====== Rows
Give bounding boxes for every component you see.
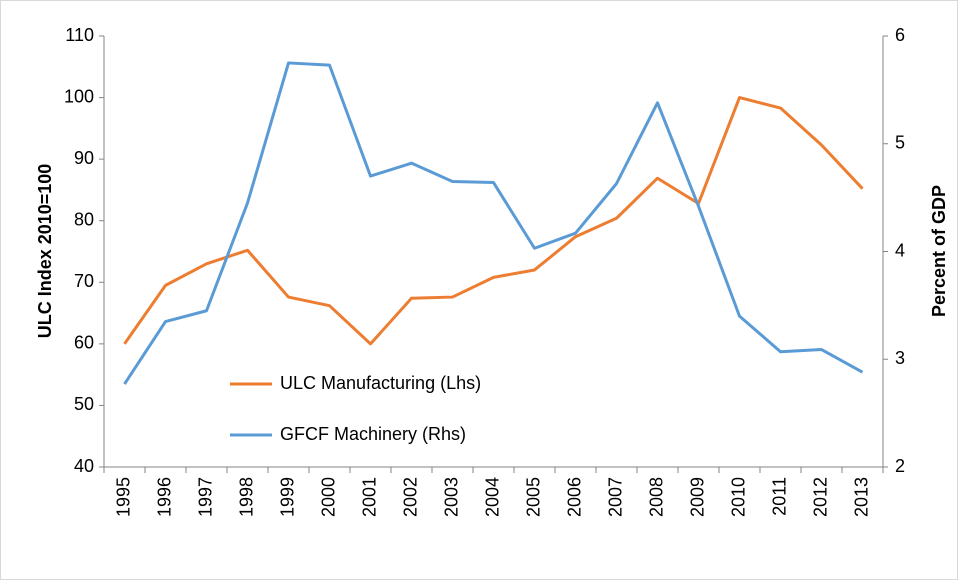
============
====== Rows
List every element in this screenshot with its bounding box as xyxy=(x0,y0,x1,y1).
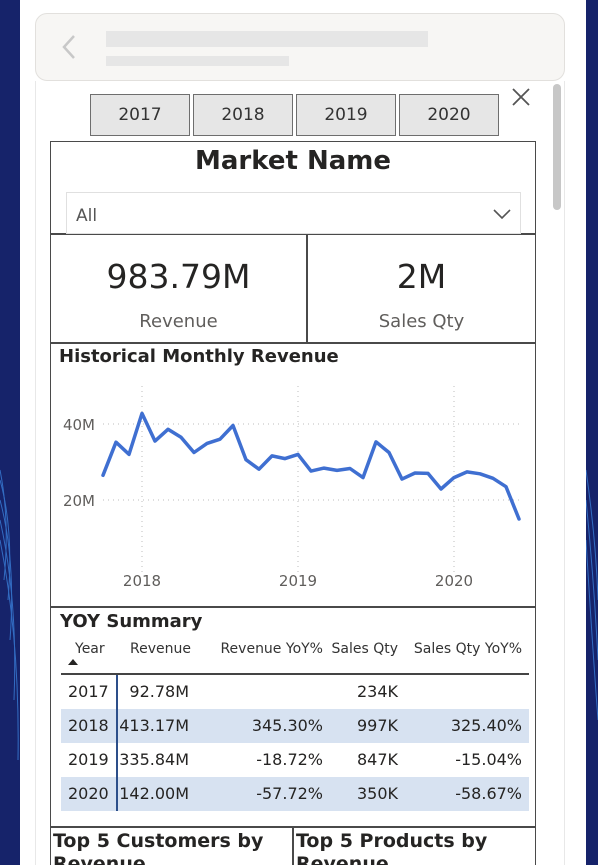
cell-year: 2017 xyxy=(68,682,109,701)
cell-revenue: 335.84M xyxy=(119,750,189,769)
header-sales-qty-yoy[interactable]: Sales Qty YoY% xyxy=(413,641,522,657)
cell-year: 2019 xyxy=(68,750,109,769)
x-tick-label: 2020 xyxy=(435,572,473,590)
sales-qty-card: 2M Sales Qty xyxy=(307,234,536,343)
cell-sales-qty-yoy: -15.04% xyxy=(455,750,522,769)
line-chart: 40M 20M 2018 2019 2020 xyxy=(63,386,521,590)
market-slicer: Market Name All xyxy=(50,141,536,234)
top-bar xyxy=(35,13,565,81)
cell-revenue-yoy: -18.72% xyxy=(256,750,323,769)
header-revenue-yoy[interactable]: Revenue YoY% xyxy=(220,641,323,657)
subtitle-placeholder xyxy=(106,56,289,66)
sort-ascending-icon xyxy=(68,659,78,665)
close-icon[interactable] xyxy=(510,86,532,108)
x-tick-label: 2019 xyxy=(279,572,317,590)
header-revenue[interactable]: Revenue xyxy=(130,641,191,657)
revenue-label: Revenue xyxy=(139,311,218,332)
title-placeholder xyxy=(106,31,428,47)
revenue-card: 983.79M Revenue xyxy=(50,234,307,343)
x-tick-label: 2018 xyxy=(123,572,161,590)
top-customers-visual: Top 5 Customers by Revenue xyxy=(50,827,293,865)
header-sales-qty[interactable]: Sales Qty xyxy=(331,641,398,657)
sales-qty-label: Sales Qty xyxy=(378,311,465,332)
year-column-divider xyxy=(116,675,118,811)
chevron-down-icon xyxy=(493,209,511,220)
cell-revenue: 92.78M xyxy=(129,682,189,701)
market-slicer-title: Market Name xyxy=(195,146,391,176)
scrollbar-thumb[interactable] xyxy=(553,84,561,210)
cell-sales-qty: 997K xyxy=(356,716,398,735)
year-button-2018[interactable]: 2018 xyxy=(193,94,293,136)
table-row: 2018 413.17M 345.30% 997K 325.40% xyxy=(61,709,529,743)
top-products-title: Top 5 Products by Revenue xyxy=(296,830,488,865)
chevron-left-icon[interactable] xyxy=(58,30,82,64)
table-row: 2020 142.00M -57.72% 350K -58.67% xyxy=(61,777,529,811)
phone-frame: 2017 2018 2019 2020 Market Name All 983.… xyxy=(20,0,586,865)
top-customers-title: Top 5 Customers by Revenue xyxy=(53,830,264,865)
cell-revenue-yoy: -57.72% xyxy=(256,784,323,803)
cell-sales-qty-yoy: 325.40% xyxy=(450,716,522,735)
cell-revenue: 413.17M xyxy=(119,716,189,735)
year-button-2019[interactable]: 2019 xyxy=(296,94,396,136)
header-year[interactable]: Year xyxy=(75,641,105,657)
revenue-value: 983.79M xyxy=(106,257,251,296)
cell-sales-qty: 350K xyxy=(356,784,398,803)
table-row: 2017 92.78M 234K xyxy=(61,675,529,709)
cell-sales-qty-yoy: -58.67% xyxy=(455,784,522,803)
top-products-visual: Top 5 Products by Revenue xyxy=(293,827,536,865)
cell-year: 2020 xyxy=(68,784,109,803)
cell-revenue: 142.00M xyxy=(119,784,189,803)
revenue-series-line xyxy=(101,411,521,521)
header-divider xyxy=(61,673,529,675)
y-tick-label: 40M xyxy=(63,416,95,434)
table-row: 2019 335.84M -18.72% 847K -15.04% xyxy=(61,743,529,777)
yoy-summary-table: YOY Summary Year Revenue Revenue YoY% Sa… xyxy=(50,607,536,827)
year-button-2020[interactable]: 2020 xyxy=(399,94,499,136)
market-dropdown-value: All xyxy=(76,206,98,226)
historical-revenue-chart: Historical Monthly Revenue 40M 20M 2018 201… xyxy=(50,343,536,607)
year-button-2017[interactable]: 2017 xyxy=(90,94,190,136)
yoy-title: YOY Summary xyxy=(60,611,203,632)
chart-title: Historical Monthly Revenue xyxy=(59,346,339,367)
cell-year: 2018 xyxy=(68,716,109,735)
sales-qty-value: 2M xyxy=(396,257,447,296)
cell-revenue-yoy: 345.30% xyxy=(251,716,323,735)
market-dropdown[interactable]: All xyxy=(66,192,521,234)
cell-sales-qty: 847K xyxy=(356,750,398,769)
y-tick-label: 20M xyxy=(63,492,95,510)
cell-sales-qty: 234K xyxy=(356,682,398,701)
============
====== Rows
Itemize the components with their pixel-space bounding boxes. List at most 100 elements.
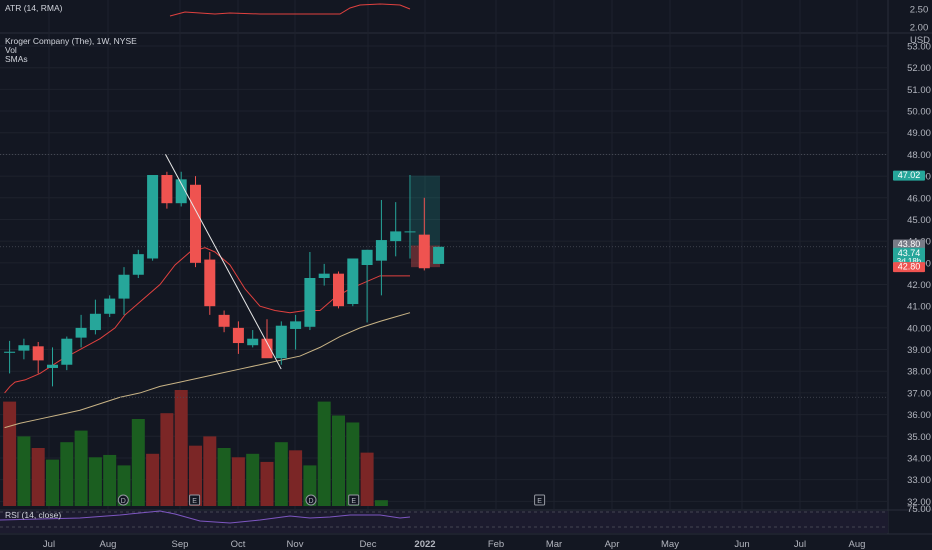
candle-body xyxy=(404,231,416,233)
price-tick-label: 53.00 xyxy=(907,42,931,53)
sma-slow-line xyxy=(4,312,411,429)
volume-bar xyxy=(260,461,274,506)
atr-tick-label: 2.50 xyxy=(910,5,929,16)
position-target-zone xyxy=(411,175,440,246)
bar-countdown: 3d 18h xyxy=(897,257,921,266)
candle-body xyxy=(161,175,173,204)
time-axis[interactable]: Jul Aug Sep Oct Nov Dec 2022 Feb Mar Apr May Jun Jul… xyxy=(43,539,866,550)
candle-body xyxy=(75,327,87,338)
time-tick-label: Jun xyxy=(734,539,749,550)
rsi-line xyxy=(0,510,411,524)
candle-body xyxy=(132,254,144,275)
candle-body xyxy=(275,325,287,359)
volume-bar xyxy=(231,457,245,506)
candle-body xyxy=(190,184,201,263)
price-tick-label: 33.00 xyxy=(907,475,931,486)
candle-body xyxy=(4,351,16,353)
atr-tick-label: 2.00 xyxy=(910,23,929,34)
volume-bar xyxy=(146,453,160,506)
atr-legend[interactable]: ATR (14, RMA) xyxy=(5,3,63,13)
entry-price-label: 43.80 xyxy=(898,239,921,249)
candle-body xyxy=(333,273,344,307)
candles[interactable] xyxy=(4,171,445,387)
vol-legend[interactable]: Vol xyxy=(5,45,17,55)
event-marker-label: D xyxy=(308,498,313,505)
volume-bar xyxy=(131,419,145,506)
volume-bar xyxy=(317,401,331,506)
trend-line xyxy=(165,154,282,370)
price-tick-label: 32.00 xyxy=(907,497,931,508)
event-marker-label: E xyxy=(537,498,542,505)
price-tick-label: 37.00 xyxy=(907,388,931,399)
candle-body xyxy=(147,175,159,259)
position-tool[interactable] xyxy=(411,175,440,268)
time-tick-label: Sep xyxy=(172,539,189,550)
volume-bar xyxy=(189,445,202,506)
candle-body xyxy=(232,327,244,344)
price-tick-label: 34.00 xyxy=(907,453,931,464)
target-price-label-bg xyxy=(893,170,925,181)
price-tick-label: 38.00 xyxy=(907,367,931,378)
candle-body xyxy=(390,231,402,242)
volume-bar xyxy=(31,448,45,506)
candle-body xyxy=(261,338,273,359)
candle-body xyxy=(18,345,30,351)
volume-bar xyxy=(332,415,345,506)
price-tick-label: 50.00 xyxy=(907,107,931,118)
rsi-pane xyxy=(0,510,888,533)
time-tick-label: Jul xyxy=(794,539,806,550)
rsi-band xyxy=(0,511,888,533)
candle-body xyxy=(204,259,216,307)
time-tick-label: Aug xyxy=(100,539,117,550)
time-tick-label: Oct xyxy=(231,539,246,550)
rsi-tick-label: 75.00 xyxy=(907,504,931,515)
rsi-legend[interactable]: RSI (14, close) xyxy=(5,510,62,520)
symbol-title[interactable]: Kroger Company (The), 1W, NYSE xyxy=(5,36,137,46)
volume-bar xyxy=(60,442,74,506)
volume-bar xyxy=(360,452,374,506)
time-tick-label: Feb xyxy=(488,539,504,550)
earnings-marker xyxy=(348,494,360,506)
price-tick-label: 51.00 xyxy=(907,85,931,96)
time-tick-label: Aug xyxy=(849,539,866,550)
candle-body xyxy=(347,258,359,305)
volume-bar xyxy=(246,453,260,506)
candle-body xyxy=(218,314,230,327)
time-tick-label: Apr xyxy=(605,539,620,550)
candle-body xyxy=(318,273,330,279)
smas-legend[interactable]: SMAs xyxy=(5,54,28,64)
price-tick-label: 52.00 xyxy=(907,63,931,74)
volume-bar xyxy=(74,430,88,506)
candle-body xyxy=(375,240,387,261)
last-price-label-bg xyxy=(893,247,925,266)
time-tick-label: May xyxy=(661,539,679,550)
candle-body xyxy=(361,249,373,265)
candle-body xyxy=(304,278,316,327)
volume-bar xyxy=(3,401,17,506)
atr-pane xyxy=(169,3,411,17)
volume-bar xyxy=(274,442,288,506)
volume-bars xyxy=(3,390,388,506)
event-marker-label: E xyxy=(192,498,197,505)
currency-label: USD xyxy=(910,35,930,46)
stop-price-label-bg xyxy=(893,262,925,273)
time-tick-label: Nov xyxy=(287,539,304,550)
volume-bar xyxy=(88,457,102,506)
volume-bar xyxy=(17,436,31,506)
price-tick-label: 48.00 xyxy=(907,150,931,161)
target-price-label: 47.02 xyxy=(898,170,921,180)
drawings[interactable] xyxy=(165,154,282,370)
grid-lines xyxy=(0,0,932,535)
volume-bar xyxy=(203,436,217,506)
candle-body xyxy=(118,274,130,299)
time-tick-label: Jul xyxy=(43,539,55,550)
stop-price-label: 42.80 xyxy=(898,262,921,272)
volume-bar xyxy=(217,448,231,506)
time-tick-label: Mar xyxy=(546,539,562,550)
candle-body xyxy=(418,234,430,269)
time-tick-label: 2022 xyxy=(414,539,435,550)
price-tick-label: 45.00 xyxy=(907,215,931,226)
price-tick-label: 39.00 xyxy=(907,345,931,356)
============
• Problem details: Please reproduce verbatim the lines of the listing above, from the line with "List every element" up to and including the line with "cell-year: 2019 xyxy=(68,750,109,769)". Leave the pictures out of your answer.

• Answer to the task:
List every element in this screenshot with its bounding box as xyxy=(x0,y0,x1,y1).
cell-year: 2017 xyxy=(68,682,109,701)
cell-revenue: 335.84M xyxy=(119,750,189,769)
header-sales-qty-yoy[interactable]: Sales Qty YoY% xyxy=(413,641,522,657)
cell-year: 2019 xyxy=(68,750,109,769)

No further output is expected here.